▶ [WHAT THE EXERCISE ASKS]
The entries below need to be written out exactly, with no pictures included.

▶ [RECORD LIST]
* * *
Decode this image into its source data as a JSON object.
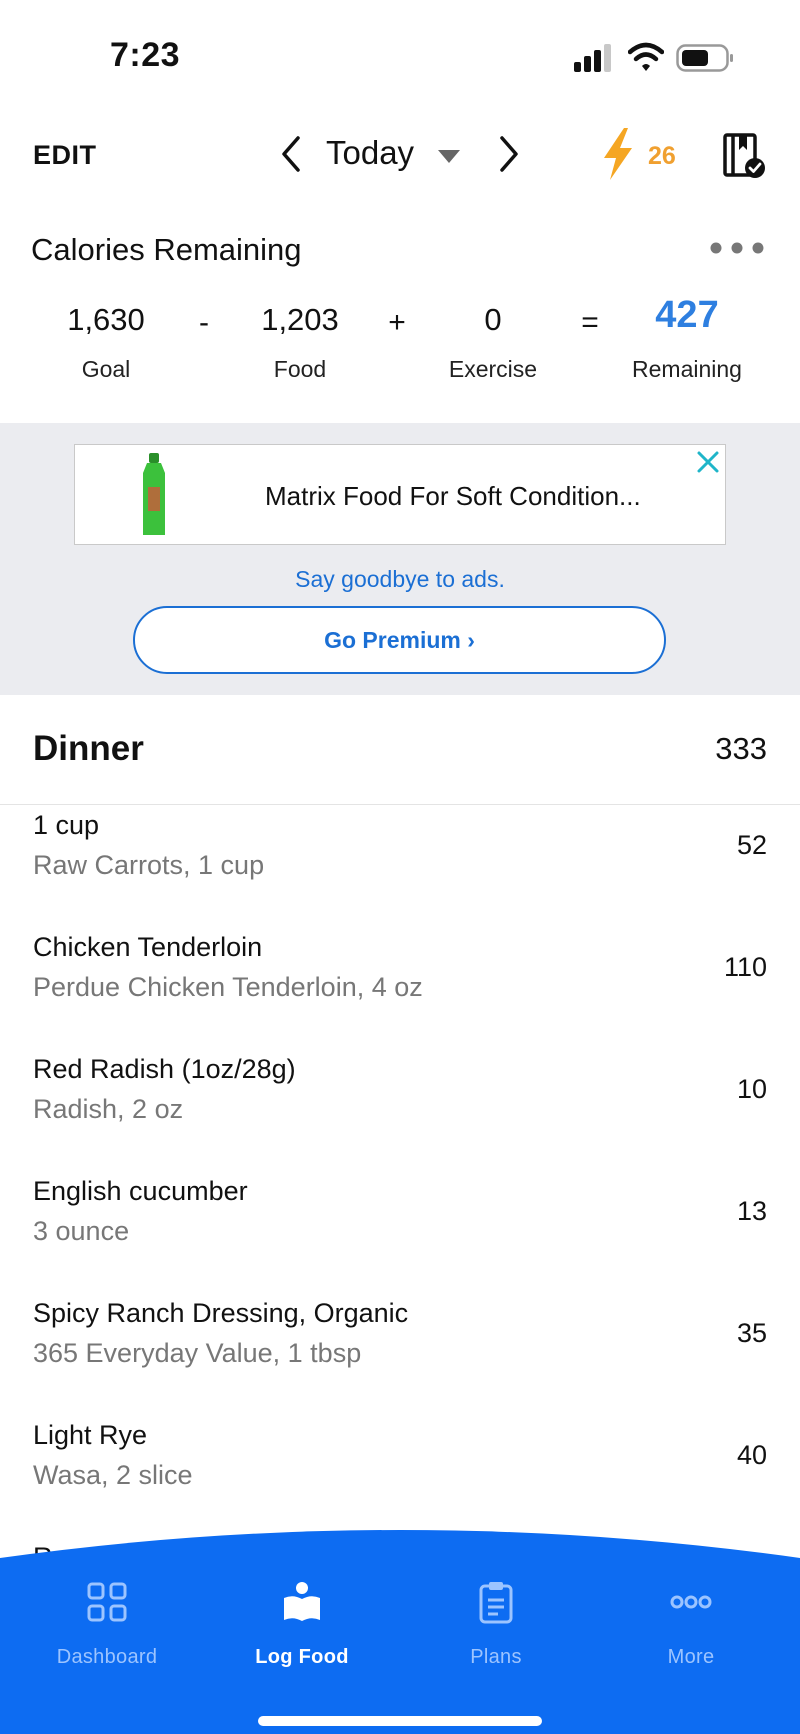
{
  "status_bar": {
    "time": "7:23"
  },
  "top_nav": {
    "edit_label": "EDIT",
    "date_label": "Today",
    "streak_count": "26",
    "icons": [
      "chevron-left-icon",
      "caret-down-icon",
      "chevron-right-icon",
      "bolt-icon",
      "diary-check-icon"
    ]
  },
  "calories": {
    "title": "Calories Remaining",
    "goal": {
      "value": "1,630",
      "label": "Goal"
    },
    "food": {
      "value": "1,203",
      "label": "Food"
    },
    "exercise": {
      "value": "0",
      "label": "Exercise"
    },
    "remaining": {
      "value": "427",
      "label": "Remaining"
    },
    "operators": [
      "-",
      "+",
      "="
    ]
  },
  "ad": {
    "text": "Matrix Food For Soft Condition...",
    "goodbye_text": "Say goodbye to ads.",
    "premium_label": "Go Premium ›"
  },
  "meal": {
    "title": "Dinner",
    "total": "333",
    "items": [
      {
        "name": "1 cup",
        "desc": "Raw Carrots, 1 cup",
        "calories": "52"
      },
      {
        "name": "Chicken Tenderloin",
        "desc": "Perdue Chicken Tenderloin, 4 oz",
        "calories": "110"
      },
      {
        "name": "Red Radish (1oz/28g)",
        "desc": "Radish, 2 oz",
        "calories": "10"
      },
      {
        "name": "English cucumber",
        "desc": "3 ounce",
        "calories": "13"
      },
      {
        "name": "Spicy Ranch Dressing, Organic",
        "desc": "365 Everyday Value, 1 tbsp",
        "calories": "35"
      },
      {
        "name": "Light Rye",
        "desc": "Wasa, 2 slice",
        "calories": "40"
      },
      {
        "name": "Romaine",
        "desc": "",
        "calories": ""
      }
    ]
  },
  "bottom_nav": {
    "items": [
      {
        "label": "Dashboard",
        "icon": "grid-icon"
      },
      {
        "label": "Log Food",
        "icon": "book-icon",
        "active": true
      },
      {
        "label": "Plans",
        "icon": "clipboard-icon"
      },
      {
        "label": "More",
        "icon": "more-dots-icon"
      }
    ]
  },
  "colors": {
    "accent_blue": "#2e7fe0",
    "nav_blue": "#0d6cf2",
    "streak_orange": "#f0a030",
    "ad_close_teal": "#1fb5c9"
  }
}
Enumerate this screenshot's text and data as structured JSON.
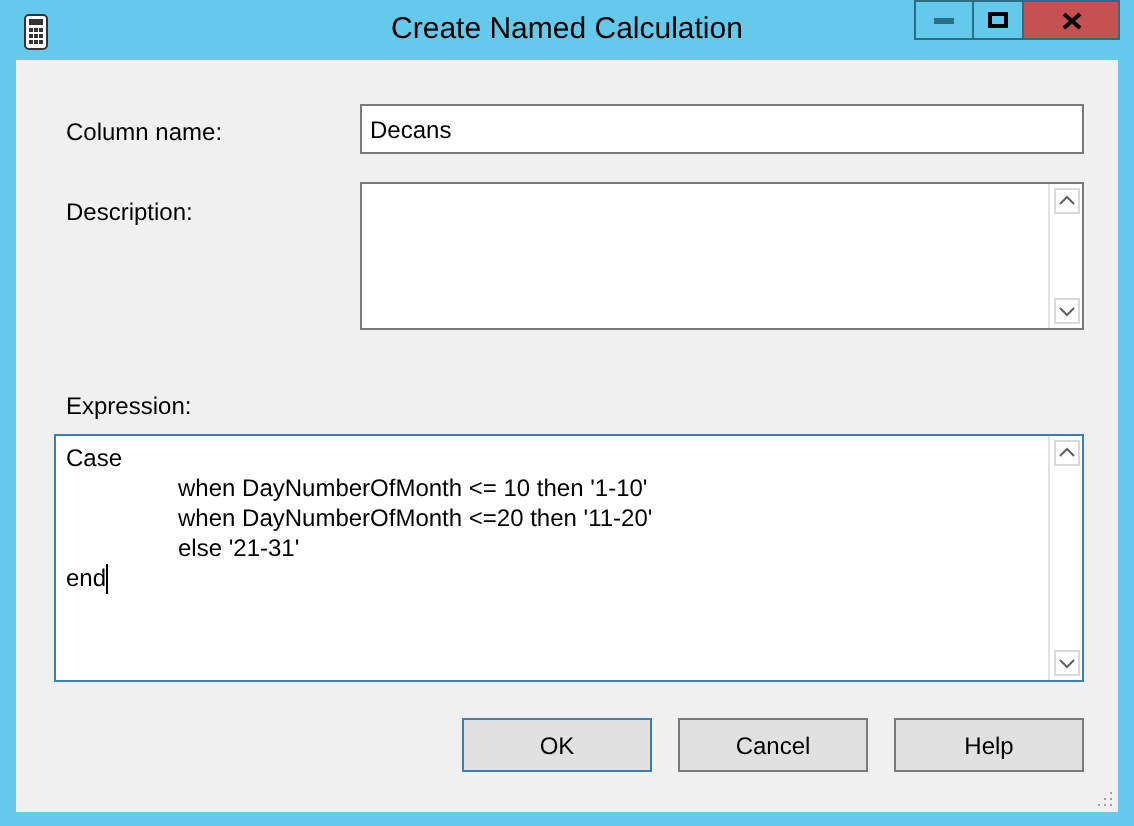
{
  "window": {
    "title": "Create Named Calculation"
  },
  "fields": [
    {
      "label": "Column name:",
      "value": "Decans"
    },
    {
      "label": "Description:"
    }
  ],
  "expression": {
    "label": "Expression:",
    "lines": [
      {
        "kind": "plain",
        "text": "Case"
      },
      {
        "kind": "indented",
        "text": "when DayNumberOfMonth <= 10 then '1-10'"
      },
      {
        "kind": "indented",
        "text": "when DayNumberOfMonth <=20 then '11-20'"
      },
      {
        "kind": "indented",
        "text": "else '21-31'"
      },
      {
        "kind": "plain",
        "text": "end"
      }
    ]
  },
  "buttons": [
    {
      "label": "OK",
      "default": true
    },
    {
      "label": "Cancel",
      "default": false
    },
    {
      "label": "Help",
      "default": false
    }
  ]
}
* * *
▶ [ANSWER TO THE TASK]
Decode this image into its source data as a JSON object.
{
  "status_bar": {
    "time": "7:23"
  },
  "top_nav": {
    "edit_label": "EDIT",
    "date_label": "Today",
    "streak_count": "26",
    "icons": [
      "chevron-left-icon",
      "caret-down-icon",
      "chevron-right-icon",
      "bolt-icon",
      "diary-check-icon"
    ]
  },
  "calories": {
    "title": "Calories Remaining",
    "goal": {
      "value": "1,630",
      "label": "Goal"
    },
    "food": {
      "value": "1,203",
      "label": "Food"
    },
    "exercise": {
      "value": "0",
      "label": "Exercise"
    },
    "remaining": {
      "value": "427",
      "label": "Remaining"
    },
    "operators": [
      "-",
      "+",
      "="
    ]
  },
  "ad": {
    "text": "Matrix Food For Soft Condition...",
    "goodbye_text": "Say goodbye to ads.",
    "premium_label": "Go Premium ›"
  },
  "meal": {
    "title": "Dinner",
    "total": "333",
    "items": [
      {
        "name": "1 cup",
        "desc": "Raw Carrots, 1 cup",
        "calories": "52"
      },
      {
        "name": "Chicken Tenderloin",
        "desc": "Perdue Chicken Tenderloin, 4 oz",
        "calories": "110"
      },
      {
        "name": "Red Radish (1oz/28g)",
        "desc": "Radish, 2 oz",
        "calories": "10"
      },
      {
        "name": "English cucumber",
        "desc": "3 ounce",
        "calories": "13"
      },
      {
        "name": "Spicy Ranch Dressing, Organic",
        "desc": "365 Everyday Value, 1 tbsp",
        "calories": "35"
      },
      {
        "name": "Light Rye",
        "desc": "Wasa, 2 slice",
        "calories": "40"
      },
      {
        "name": "Romaine",
        "desc": "",
        "calories": ""
      }
    ]
  },
  "bottom_nav": {
    "items": [
      {
        "label": "Dashboard",
        "icon": "grid-icon"
      },
      {
        "label": "Log Food",
        "icon": "book-icon",
        "active": true
      },
      {
        "label": "Plans",
        "icon": "clipboard-icon"
      },
      {
        "label": "More",
        "icon": "more-dots-icon"
      }
    ]
  },
  "colors": {
    "accent_blue": "#2e7fe0",
    "nav_blue": "#0d6cf2",
    "streak_orange": "#f0a030",
    "ad_close_teal": "#1fb5c9"
  }
}
Enumerate this screenshot's text and data as structured JSON.
{
  "window": {
    "title": "Create Named Calculation"
  },
  "fields": [
    {
      "label": "Column name:",
      "value": "Decans"
    },
    {
      "label": "Description:"
    }
  ],
  "expression": {
    "label": "Expression:",
    "lines": [
      {
        "kind": "plain",
        "text": "Case"
      },
      {
        "kind": "indented",
        "text": "when DayNumberOfMonth <= 10 then '1-10'"
      },
      {
        "kind": "indented",
        "text": "when DayNumberOfMonth <=20 then '11-20'"
      },
      {
        "kind": "indented",
        "text": "else '21-31'"
      },
      {
        "kind": "plain",
        "text": "end"
      }
    ]
  },
  "buttons": [
    {
      "label": "OK",
      "default": true
    },
    {
      "label": "Cancel",
      "default": false
    },
    {
      "label": "Help",
      "default": false
    }
  ]
}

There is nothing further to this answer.